> Given information
—————
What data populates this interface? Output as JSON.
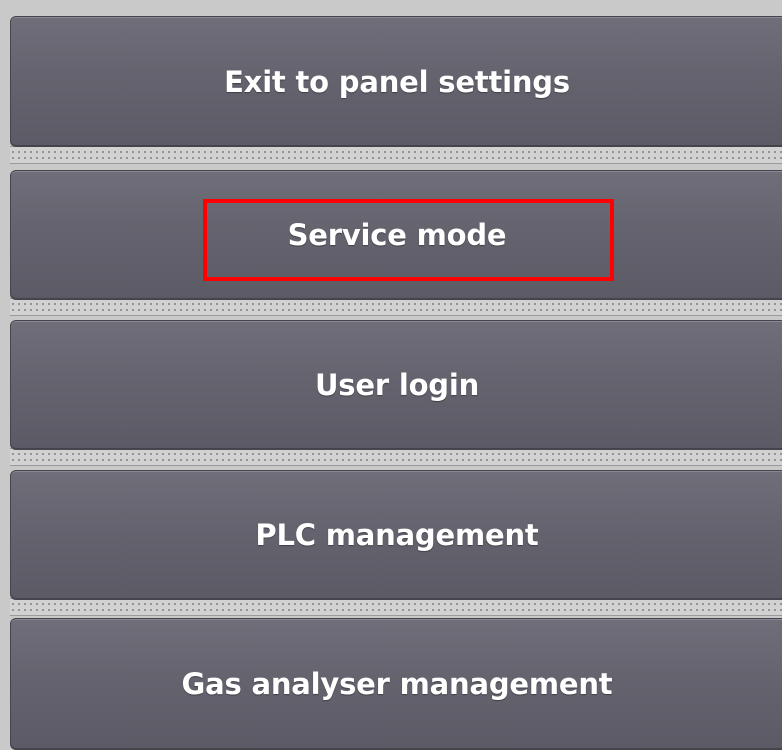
{
  "menu": {
    "items": [
      {
        "label": "Exit to panel settings"
      },
      {
        "label": "Service mode"
      },
      {
        "label": "User login"
      },
      {
        "label": "PLC management"
      },
      {
        "label": "Gas analyser management"
      }
    ],
    "highlighted_item": "Service mode"
  },
  "colors": {
    "button_face": "#64636e",
    "button_text": "#ffffff",
    "background": "#c9c9c9",
    "highlight": "#ff0000"
  }
}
—————
> Exercise objective
Without including any pictures, please restate all the records exactly.

> Task answer
What data populates this interface? Output as JSON.
{
  "menu": {
    "items": [
      {
        "label": "Exit to panel settings"
      },
      {
        "label": "Service mode"
      },
      {
        "label": "User login"
      },
      {
        "label": "PLC management"
      },
      {
        "label": "Gas analyser management"
      }
    ],
    "highlighted_item": "Service mode"
  },
  "colors": {
    "button_face": "#64636e",
    "button_text": "#ffffff",
    "background": "#c9c9c9",
    "highlight": "#ff0000"
  }
}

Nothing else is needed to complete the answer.